EXERCISE OBJECTIVE
Gather all lines in the data that hold the string "page".

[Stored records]
####

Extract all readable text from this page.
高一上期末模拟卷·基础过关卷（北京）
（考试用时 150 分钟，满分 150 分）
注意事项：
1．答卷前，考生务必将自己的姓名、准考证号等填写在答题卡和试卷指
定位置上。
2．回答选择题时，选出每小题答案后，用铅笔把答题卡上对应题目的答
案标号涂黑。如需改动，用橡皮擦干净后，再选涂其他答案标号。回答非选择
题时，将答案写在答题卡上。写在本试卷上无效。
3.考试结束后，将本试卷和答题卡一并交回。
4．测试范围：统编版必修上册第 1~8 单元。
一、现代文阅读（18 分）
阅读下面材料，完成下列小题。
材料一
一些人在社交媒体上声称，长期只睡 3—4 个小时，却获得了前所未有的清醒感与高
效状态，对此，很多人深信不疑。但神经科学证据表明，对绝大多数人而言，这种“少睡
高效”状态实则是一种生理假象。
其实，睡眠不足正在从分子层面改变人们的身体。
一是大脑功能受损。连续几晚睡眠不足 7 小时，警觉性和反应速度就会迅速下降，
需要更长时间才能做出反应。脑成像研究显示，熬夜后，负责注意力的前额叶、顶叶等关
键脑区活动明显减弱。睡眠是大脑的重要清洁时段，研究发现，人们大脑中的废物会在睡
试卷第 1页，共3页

####

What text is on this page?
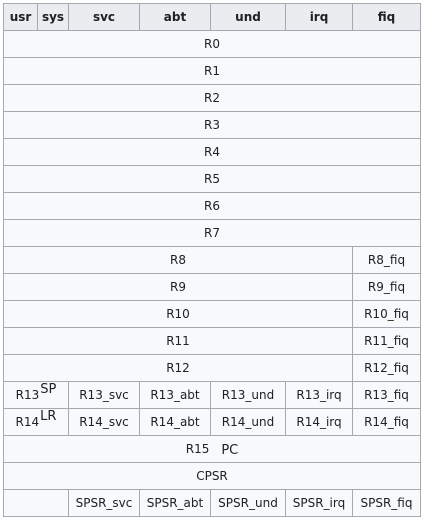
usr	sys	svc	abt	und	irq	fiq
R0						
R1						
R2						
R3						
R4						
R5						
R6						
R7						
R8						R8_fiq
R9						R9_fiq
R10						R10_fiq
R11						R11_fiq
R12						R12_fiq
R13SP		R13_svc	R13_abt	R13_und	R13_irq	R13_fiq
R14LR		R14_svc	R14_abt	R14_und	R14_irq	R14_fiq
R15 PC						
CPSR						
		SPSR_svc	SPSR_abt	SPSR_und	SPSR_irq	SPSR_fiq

####

RIGHT ANSWER
Extract all readable text from this page.
What text is on this page?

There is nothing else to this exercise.